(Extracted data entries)
^^^^^^^^
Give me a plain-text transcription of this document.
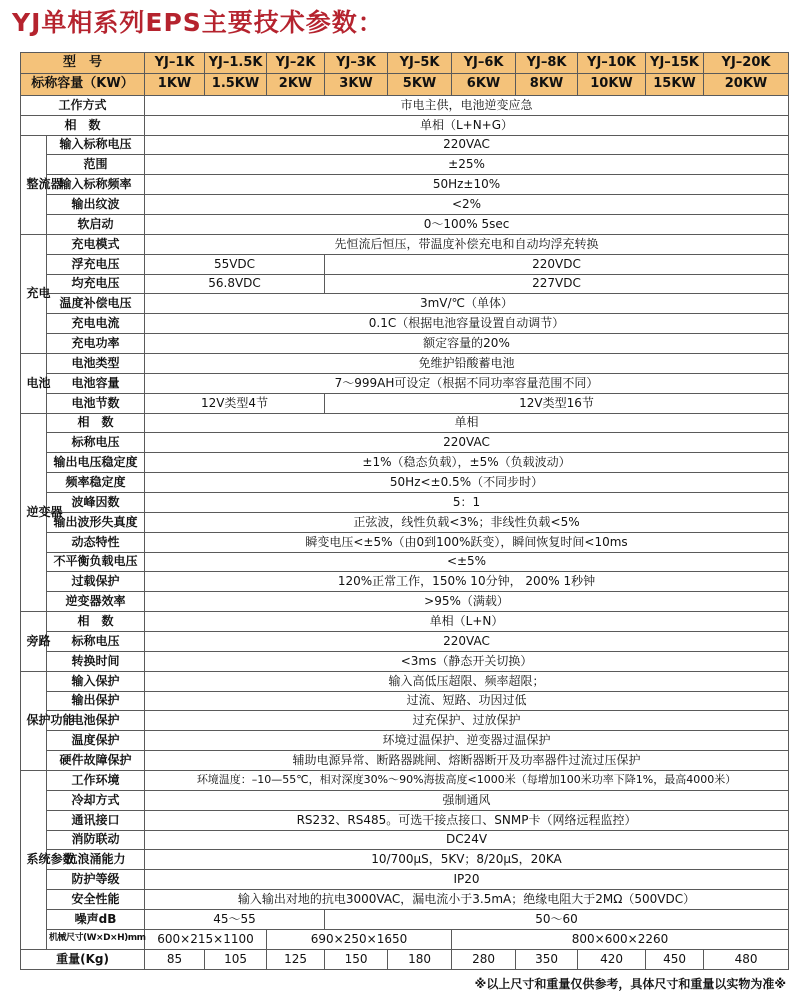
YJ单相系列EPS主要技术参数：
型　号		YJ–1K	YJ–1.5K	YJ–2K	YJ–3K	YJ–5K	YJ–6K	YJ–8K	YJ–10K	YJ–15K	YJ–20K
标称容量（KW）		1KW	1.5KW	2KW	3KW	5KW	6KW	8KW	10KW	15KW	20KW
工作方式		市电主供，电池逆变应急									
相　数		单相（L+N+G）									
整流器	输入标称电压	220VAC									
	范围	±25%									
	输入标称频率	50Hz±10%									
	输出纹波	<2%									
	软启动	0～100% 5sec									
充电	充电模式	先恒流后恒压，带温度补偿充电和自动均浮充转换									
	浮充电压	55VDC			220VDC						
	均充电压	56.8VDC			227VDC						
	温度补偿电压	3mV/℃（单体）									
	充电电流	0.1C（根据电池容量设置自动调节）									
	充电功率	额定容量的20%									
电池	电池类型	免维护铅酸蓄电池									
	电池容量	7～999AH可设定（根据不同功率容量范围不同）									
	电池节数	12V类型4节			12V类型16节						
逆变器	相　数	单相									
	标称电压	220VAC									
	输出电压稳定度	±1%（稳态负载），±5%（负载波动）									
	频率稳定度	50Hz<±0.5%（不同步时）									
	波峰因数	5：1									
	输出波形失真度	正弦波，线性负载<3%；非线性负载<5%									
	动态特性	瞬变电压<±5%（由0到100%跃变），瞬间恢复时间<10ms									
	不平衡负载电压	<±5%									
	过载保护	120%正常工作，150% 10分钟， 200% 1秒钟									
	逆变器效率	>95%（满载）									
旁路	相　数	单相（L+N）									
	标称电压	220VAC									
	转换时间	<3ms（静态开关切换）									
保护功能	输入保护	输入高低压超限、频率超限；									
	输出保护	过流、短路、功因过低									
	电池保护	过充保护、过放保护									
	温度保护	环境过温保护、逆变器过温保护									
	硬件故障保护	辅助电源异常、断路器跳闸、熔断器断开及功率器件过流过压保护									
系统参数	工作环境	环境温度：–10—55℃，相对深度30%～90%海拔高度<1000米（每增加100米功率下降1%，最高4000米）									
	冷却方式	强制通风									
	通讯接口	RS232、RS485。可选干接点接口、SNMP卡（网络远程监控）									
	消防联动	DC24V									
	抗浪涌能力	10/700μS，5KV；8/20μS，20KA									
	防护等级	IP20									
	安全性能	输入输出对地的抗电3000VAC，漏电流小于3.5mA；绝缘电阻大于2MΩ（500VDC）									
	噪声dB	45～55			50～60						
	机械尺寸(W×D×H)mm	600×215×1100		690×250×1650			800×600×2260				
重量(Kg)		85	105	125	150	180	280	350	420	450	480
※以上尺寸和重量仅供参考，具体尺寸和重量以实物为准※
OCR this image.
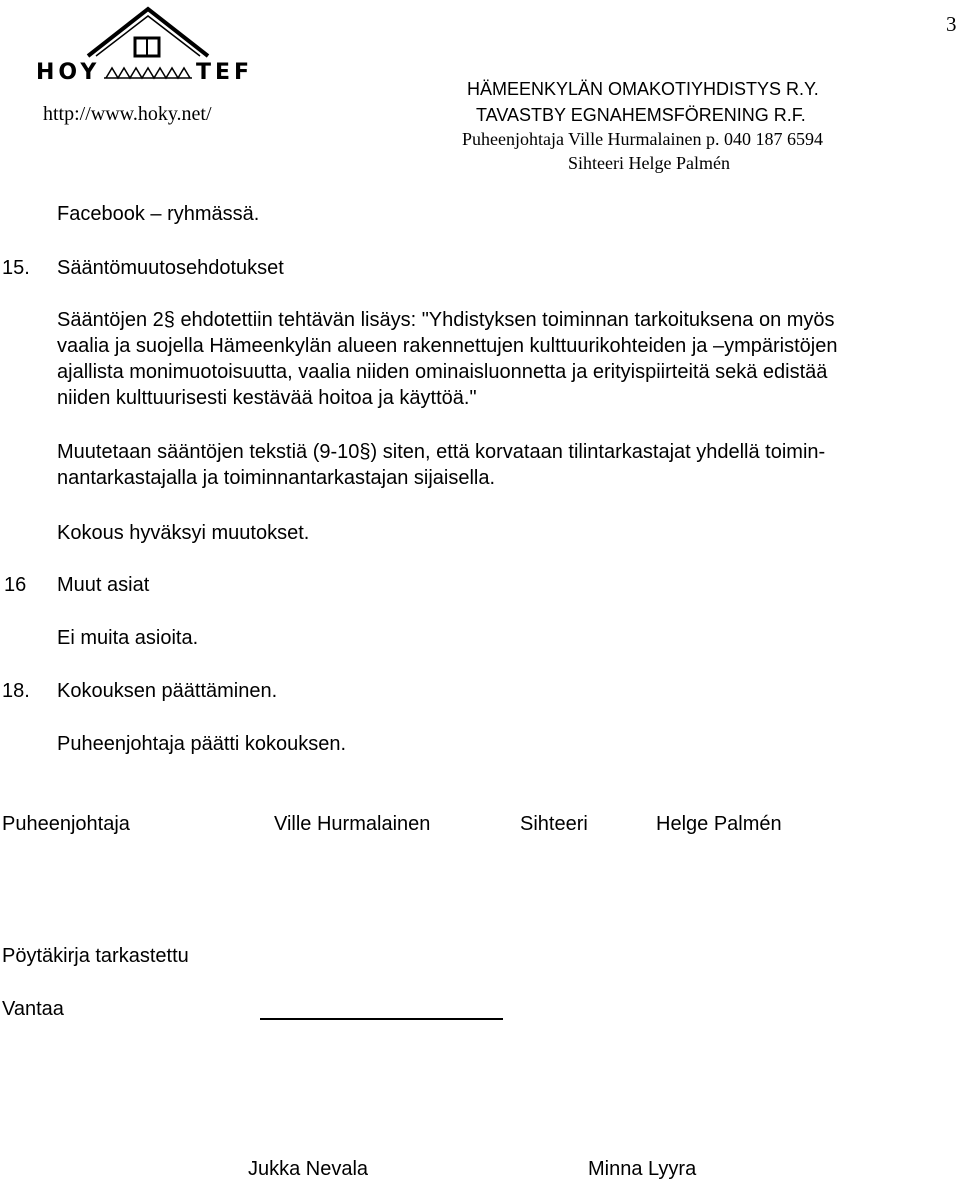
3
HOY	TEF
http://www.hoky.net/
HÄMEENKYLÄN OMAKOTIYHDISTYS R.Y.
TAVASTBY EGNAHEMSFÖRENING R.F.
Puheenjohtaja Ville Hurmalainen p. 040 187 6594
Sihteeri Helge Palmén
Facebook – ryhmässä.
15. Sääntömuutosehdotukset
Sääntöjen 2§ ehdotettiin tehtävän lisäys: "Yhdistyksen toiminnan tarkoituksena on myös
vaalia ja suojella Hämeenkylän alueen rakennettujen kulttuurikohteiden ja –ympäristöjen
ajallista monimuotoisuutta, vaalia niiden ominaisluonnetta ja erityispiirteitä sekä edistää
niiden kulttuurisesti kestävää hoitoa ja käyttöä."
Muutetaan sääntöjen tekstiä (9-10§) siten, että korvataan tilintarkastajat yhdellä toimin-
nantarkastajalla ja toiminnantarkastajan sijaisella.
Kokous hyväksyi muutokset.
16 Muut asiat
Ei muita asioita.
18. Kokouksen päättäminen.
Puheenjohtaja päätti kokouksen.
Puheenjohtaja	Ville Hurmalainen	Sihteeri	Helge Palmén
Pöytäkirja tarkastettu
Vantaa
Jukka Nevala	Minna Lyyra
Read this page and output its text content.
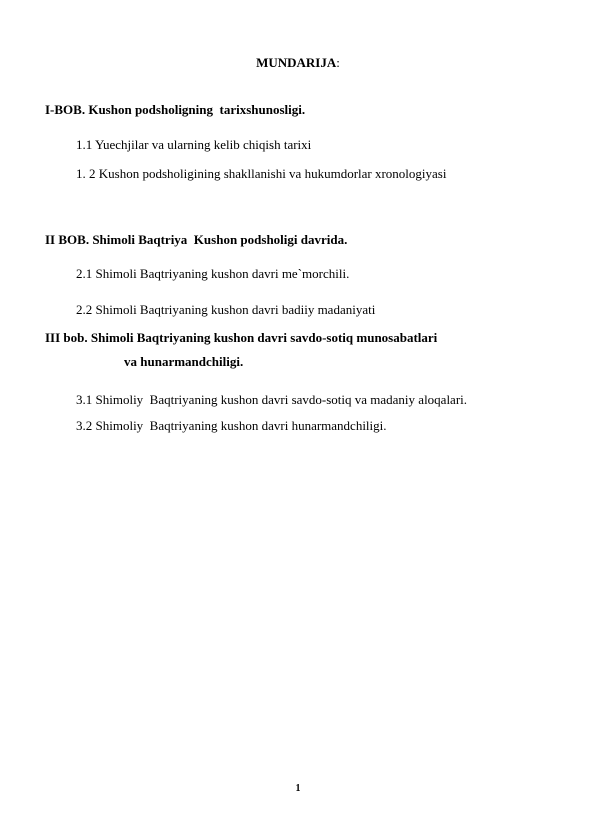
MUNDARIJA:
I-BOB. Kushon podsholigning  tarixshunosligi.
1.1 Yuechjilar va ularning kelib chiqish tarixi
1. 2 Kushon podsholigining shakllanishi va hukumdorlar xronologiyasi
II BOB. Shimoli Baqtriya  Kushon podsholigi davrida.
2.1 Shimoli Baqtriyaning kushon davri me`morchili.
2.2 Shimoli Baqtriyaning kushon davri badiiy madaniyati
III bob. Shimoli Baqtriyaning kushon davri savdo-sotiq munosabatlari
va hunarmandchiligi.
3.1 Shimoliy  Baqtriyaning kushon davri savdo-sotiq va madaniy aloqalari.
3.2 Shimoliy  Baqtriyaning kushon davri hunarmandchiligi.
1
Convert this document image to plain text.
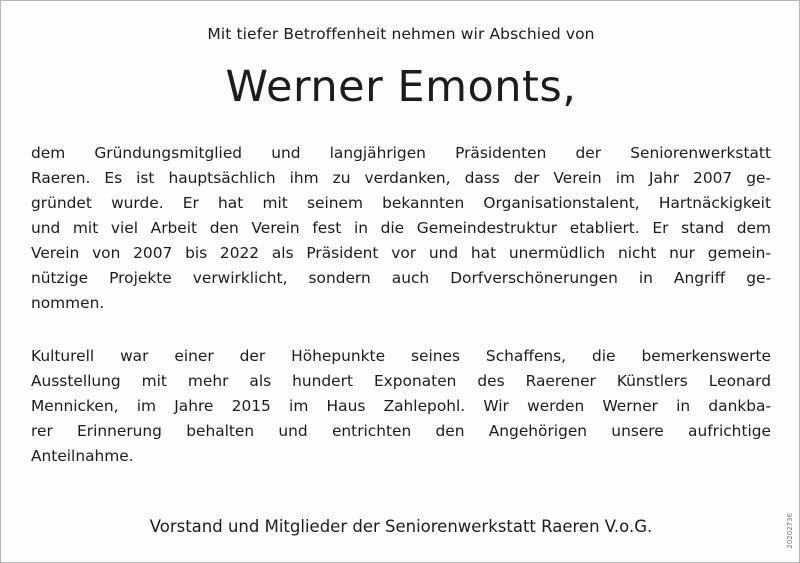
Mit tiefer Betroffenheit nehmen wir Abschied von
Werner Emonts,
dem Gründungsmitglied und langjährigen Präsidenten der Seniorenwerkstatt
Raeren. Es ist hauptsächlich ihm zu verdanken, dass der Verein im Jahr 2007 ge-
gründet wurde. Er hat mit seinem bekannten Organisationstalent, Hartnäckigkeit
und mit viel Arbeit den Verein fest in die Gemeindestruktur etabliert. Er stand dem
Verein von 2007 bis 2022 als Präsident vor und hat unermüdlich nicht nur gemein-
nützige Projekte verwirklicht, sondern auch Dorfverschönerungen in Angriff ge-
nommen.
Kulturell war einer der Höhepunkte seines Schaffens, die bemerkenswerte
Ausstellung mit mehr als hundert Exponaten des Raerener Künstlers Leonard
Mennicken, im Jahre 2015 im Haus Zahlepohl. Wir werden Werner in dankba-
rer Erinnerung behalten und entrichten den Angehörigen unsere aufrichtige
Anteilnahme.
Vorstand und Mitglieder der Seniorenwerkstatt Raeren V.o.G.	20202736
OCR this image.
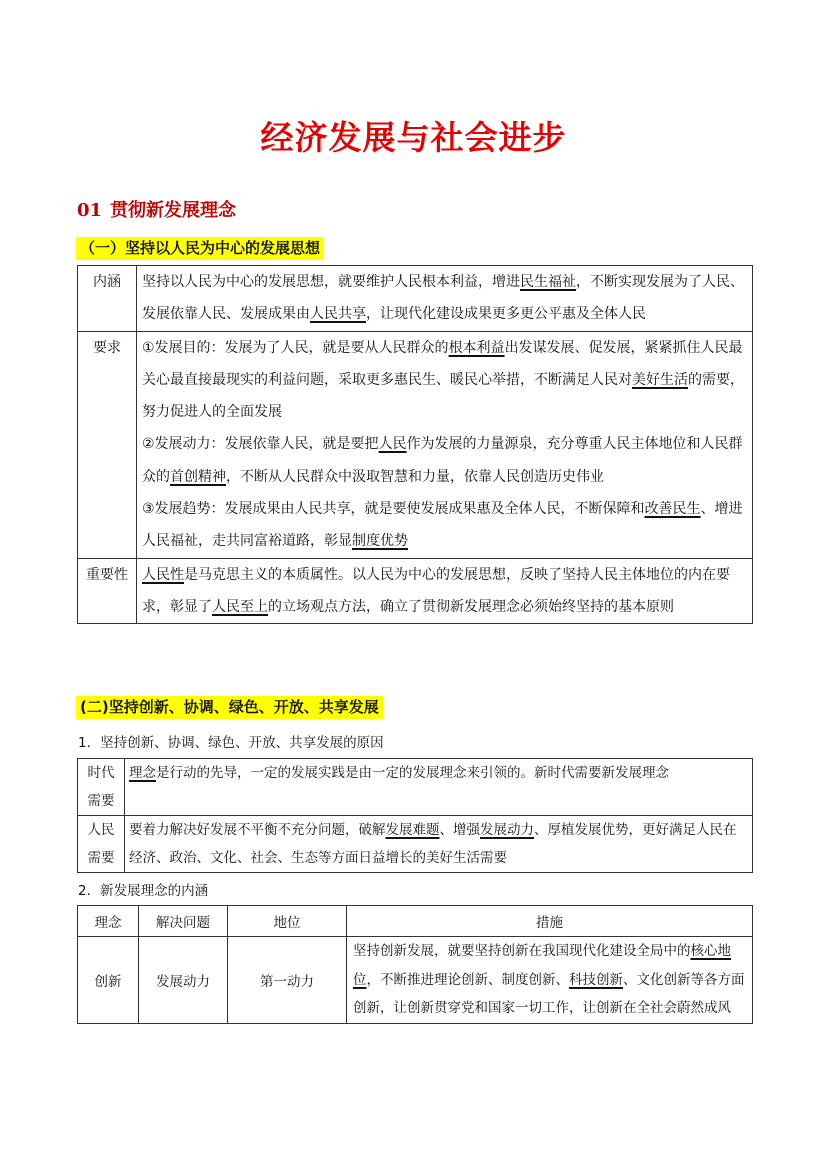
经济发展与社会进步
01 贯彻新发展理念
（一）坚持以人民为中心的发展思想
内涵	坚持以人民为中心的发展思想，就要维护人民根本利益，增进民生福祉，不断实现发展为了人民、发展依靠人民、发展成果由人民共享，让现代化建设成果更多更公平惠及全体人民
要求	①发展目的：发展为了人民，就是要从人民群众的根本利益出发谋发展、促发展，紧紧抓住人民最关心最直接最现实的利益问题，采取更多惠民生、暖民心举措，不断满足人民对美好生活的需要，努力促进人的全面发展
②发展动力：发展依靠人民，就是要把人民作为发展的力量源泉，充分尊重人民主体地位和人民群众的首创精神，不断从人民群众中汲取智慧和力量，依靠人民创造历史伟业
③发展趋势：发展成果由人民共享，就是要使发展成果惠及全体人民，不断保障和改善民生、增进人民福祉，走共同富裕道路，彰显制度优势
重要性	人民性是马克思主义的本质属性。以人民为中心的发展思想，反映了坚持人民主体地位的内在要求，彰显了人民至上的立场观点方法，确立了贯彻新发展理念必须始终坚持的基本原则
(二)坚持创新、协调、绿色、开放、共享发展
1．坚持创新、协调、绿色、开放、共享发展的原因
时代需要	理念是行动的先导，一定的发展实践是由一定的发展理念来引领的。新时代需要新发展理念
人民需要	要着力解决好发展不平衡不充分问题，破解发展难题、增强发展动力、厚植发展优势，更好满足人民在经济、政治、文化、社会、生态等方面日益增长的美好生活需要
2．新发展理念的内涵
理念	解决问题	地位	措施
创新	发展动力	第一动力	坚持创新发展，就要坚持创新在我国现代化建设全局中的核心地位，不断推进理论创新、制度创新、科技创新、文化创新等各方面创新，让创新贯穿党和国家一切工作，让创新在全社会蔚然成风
^^^^^^^^
* [Task details] Retype only the lines above from the one with "Read this page and output its text content." through the last, both ends included, keeping every picture out of the copy.

* [The answer]
Read this page and output its text content.
MUNDARIJA:
I-BOB. Kushon podsholigning  tarixshunosligi.
1.1 Yuechjilar va ularning kelib chiqish tarixi
1. 2 Kushon podsholigining shakllanishi va hukumdorlar xronologiyasi
II BOB. Shimoli Baqtriya  Kushon podsholigi davrida.
2.1 Shimoli Baqtriyaning kushon davri me`morchili.
2.2 Shimoli Baqtriyaning kushon davri badiiy madaniyati
III bob. Shimoli Baqtriyaning kushon davri savdo-sotiq munosabatlari
va hunarmandchiligi.
3.1 Shimoliy  Baqtriyaning kushon davri savdo-sotiq va madaniy aloqalari.
3.2 Shimoliy  Baqtriyaning kushon davri hunarmandchiligi.
1
Convert this document image to plain text.
Mit tiefer Betroffenheit nehmen wir Abschied von
Werner Emonts,
dem Gründungsmitglied und langjährigen Präsidenten der Seniorenwerkstatt
Raeren. Es ist hauptsächlich ihm zu verdanken, dass der Verein im Jahr 2007 ge-
gründet wurde. Er hat mit seinem bekannten Organisationstalent, Hartnäckigkeit
und mit viel Arbeit den Verein fest in die Gemeindestruktur etabliert. Er stand dem
Verein von 2007 bis 2022 als Präsident vor und hat unermüdlich nicht nur gemein-
nützige Projekte verwirklicht, sondern auch Dorfverschönerungen in Angriff ge-
nommen.
Kulturell war einer der Höhepunkte seines Schaffens, die bemerkenswerte
Ausstellung mit mehr als hundert Exponaten des Raerener Künstlers Leonard
Mennicken, im Jahre 2015 im Haus Zahlepohl. Wir werden Werner in dankba-
rer Erinnerung behalten und entrichten den Angehörigen unsere aufrichtige
Anteilnahme.
Vorstand und Mitglieder der Seniorenwerkstatt Raeren V.o.G.	20202736
OCR this image.
经济发展与社会进步
01 贯彻新发展理念
（一）坚持以人民为中心的发展思想
内涵	坚持以人民为中心的发展思想，就要维护人民根本利益，增进民生福祉，不断实现发展为了人民、发展依靠人民、发展成果由人民共享，让现代化建设成果更多更公平惠及全体人民
要求	①发展目的：发展为了人民，就是要从人民群众的根本利益出发谋发展、促发展，紧紧抓住人民最关心最直接最现实的利益问题，采取更多惠民生、暖民心举措，不断满足人民对美好生活的需要，努力促进人的全面发展
②发展动力：发展依靠人民，就是要把人民作为发展的力量源泉，充分尊重人民主体地位和人民群众的首创精神，不断从人民群众中汲取智慧和力量，依靠人民创造历史伟业
③发展趋势：发展成果由人民共享，就是要使发展成果惠及全体人民，不断保障和改善民生、增进人民福祉，走共同富裕道路，彰显制度优势
重要性	人民性是马克思主义的本质属性。以人民为中心的发展思想，反映了坚持人民主体地位的内在要求，彰显了人民至上的立场观点方法，确立了贯彻新发展理念必须始终坚持的基本原则
(二)坚持创新、协调、绿色、开放、共享发展
1．坚持创新、协调、绿色、开放、共享发展的原因
时代需要	理念是行动的先导，一定的发展实践是由一定的发展理念来引领的。新时代需要新发展理念
人民需要	要着力解决好发展不平衡不充分问题，破解发展难题、增强发展动力、厚植发展优势，更好满足人民在经济、政治、文化、社会、生态等方面日益增长的美好生活需要
2．新发展理念的内涵
理念	解决问题	地位	措施
创新	发展动力	第一动力	坚持创新发展，就要坚持创新在我国现代化建设全局中的核心地位，不断推进理论创新、制度创新、科技创新、文化创新等各方面创新，让创新贯穿党和国家一切工作，让创新在全社会蔚然成风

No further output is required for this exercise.